Saved entries
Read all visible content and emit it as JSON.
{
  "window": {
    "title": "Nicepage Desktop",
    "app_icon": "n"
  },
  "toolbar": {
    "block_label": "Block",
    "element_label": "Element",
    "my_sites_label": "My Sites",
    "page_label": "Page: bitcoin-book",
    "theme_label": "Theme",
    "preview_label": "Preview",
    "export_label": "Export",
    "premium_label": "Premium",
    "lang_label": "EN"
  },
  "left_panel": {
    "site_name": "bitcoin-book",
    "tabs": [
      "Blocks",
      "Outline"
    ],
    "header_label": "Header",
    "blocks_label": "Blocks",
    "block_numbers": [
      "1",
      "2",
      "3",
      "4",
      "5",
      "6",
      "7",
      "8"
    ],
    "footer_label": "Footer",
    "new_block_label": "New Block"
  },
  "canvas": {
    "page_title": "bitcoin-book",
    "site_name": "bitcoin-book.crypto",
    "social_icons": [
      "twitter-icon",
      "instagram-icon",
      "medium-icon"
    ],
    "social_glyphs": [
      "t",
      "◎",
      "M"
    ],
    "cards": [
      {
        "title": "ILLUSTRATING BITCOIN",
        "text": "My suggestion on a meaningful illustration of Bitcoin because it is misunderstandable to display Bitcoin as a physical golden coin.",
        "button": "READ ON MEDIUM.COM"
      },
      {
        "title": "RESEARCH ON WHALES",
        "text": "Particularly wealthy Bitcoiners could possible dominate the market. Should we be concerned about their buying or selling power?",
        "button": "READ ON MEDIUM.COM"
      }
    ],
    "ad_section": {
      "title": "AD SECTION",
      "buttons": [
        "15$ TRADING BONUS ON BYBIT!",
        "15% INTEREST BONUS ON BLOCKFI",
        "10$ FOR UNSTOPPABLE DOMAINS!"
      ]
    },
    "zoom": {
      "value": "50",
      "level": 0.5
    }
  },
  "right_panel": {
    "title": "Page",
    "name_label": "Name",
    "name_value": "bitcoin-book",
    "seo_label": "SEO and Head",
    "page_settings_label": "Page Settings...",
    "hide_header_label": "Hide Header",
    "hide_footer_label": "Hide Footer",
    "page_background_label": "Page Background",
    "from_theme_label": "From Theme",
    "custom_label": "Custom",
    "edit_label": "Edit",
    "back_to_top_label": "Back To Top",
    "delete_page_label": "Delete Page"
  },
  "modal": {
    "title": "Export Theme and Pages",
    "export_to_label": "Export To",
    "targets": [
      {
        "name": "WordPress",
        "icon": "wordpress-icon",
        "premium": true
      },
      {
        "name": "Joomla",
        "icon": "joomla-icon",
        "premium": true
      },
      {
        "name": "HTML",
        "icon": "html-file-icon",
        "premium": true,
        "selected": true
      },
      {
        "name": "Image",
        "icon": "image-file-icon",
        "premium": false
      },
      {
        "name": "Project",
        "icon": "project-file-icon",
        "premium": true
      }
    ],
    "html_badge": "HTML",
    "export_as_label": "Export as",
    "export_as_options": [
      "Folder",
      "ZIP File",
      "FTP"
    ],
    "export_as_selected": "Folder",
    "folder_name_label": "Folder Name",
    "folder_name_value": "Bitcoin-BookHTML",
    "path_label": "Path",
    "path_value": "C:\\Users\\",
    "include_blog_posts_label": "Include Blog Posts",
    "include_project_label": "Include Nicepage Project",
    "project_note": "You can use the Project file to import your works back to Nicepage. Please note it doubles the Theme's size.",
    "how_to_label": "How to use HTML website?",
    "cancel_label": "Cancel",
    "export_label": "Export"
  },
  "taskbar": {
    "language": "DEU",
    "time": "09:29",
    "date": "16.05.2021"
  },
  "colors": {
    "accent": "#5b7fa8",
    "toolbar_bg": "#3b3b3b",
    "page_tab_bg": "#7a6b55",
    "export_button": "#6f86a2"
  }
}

Instructions to follow>
Above are the records. Identify each line that contains the word "BONUS".

Answer to this problem>
        "15$ TRADING BONUS ON BYBIT!",
        "15% INTEREST BONUS ON BLOCKFI",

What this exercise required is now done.